(Data to process):
■ ■ ■

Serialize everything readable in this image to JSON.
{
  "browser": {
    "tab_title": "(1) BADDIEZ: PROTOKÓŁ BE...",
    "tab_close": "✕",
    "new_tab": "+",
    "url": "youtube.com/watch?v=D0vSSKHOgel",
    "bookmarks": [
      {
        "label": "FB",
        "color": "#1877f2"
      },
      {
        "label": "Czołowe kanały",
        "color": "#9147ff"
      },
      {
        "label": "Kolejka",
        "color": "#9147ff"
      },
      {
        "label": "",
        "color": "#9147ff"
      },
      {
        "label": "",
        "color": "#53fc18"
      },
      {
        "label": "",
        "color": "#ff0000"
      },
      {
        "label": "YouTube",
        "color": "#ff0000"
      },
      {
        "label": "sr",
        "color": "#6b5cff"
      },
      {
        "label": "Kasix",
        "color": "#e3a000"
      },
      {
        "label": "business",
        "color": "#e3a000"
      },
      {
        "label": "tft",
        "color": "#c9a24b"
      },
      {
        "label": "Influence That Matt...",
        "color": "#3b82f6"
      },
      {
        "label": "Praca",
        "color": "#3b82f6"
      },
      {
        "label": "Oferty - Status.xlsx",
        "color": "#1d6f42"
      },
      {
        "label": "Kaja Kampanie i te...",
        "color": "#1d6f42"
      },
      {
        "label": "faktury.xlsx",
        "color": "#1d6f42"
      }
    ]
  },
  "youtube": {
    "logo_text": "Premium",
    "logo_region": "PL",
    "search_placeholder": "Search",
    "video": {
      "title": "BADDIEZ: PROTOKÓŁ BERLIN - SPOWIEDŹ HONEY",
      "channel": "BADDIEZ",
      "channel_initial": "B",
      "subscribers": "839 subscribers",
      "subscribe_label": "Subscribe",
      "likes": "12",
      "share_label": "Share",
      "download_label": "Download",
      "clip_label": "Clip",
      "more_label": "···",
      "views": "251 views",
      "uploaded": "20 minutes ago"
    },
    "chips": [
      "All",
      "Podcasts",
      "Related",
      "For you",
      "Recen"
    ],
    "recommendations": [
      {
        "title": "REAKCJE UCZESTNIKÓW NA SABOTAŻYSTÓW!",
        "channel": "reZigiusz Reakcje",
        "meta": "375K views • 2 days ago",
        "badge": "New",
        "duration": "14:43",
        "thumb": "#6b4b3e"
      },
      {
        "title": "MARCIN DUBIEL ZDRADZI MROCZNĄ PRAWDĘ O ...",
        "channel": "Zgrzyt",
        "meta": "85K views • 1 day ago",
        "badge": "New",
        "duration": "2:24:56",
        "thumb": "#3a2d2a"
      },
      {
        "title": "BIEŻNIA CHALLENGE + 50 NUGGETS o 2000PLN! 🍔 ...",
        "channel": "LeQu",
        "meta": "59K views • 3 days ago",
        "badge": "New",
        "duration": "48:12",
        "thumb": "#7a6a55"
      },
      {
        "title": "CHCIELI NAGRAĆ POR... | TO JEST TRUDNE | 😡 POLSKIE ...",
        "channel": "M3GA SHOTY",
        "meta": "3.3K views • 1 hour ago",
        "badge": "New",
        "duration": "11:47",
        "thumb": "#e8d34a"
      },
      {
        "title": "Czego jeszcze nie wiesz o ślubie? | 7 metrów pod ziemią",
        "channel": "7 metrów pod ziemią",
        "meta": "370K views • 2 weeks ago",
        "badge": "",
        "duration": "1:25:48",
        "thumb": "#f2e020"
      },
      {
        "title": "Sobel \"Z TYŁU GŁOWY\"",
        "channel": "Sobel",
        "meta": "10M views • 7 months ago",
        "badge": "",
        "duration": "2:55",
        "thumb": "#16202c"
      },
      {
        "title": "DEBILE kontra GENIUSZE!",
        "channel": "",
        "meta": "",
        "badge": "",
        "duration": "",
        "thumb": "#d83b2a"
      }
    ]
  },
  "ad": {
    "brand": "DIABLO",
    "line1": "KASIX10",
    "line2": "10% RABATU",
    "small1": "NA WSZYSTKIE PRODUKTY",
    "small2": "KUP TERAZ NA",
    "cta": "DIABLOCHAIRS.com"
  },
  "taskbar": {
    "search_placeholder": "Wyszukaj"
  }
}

■ ■ ■

Transcribe the entire listing above precisely.

Serialize everything readable in this image to JSON.
{
  "browser": {
    "tab_title": "(1) BADDIEZ: PROTOKÓŁ BE...",
    "tab_close": "✕",
    "new_tab": "+",
    "url": "youtube.com/watch?v=D0vSSKHOgel",
    "bookmarks": [
      {
        "label": "FB",
        "color": "#1877f2"
      },
      {
        "label": "Czołowe kanały",
        "color": "#9147ff"
      },
      {
        "label": "Kolejka",
        "color": "#9147ff"
      },
      {
        "label": "",
        "color": "#9147ff"
      },
      {
        "label": "",
        "color": "#53fc18"
      },
      {
        "label": "",
        "color": "#ff0000"
      },
      {
        "label": "YouTube",
        "color": "#ff0000"
      },
      {
        "label": "sr",
        "color": "#6b5cff"
      },
      {
        "label": "Kasix",
        "color": "#e3a000"
      },
      {
        "label": "business",
        "color": "#e3a000"
      },
      {
        "label": "tft",
        "color": "#c9a24b"
      },
      {
        "label": "Influence That Matt...",
        "color": "#3b82f6"
      },
      {
        "label": "Praca",
        "color": "#3b82f6"
      },
      {
        "label": "Oferty - Status.xlsx",
        "color": "#1d6f42"
      },
      {
        "label": "Kaja Kampanie i te...",
        "color": "#1d6f42"
      },
      {
        "label": "faktury.xlsx",
        "color": "#1d6f42"
      }
    ]
  },
  "youtube": {
    "logo_text": "Premium",
    "logo_region": "PL",
    "search_placeholder": "Search",
    "video": {
      "title": "BADDIEZ: PROTOKÓŁ BERLIN - SPOWIEDŹ HONEY",
      "channel": "BADDIEZ",
      "channel_initial": "B",
      "subscribers": "839 subscribers",
      "subscribe_label": "Subscribe",
      "likes": "12",
      "share_label": "Share",
      "download_label": "Download",
      "clip_label": "Clip",
      "more_label": "···",
      "views": "251 views",
      "uploaded": "20 minutes ago"
    },
    "chips": [
      "All",
      "Podcasts",
      "Related",
      "For you",
      "Recen"
    ],
    "recommendations": [
      {
        "title": "REAKCJE UCZESTNIKÓW NA SABOTAŻYSTÓW!",
        "channel": "reZigiusz Reakcje",
        "meta": "375K views • 2 days ago",
        "badge": "New",
        "duration": "14:43",
        "thumb": "#6b4b3e"
      },
      {
        "title": "MARCIN DUBIEL ZDRADZI MROCZNĄ PRAWDĘ O ...",
        "channel": "Zgrzyt",
        "meta": "85K views • 1 day ago",
        "badge": "New",
        "duration": "2:24:56",
        "thumb": "#3a2d2a"
      },
      {
        "title": "BIEŻNIA CHALLENGE + 50 NUGGETS o 2000PLN! 🍔 ...",
        "channel": "LeQu",
        "meta": "59K views • 3 days ago",
        "badge": "New",
        "duration": "48:12",
        "thumb": "#7a6a55"
      },
      {
        "title": "CHCIELI NAGRAĆ POR... | TO JEST TRUDNE | 😡 POLSKIE ...",
        "channel": "M3GA SHOTY",
        "meta": "3.3K views • 1 hour ago",
        "badge": "New",
        "duration": "11:47",
        "thumb": "#e8d34a"
      },
      {
        "title": "Czego jeszcze nie wiesz o ślubie? | 7 metrów pod ziemią",
        "channel": "7 metrów pod ziemią",
        "meta": "370K views • 2 weeks ago",
        "badge": "",
        "duration": "1:25:48",
        "thumb": "#f2e020"
      },
      {
        "title": "Sobel \"Z TYŁU GŁOWY\"",
        "channel": "Sobel",
        "meta": "10M views • 7 months ago",
        "badge": "",
        "duration": "2:55",
        "thumb": "#16202c"
      },
      {
        "title": "DEBILE kontra GENIUSZE!",
        "channel": "",
        "meta": "",
        "badge": "",
        "duration": "",
        "thumb": "#d83b2a"
      }
    ]
  },
  "ad": {
    "brand": "DIABLO",
    "line1": "KASIX10",
    "line2": "10% RABATU",
    "small1": "NA WSZYSTKIE PRODUKTY",
    "small2": "KUP TERAZ NA",
    "cta": "DIABLOCHAIRS.com"
  },
  "taskbar": {
    "search_placeholder": "Wyszukaj"
  }
}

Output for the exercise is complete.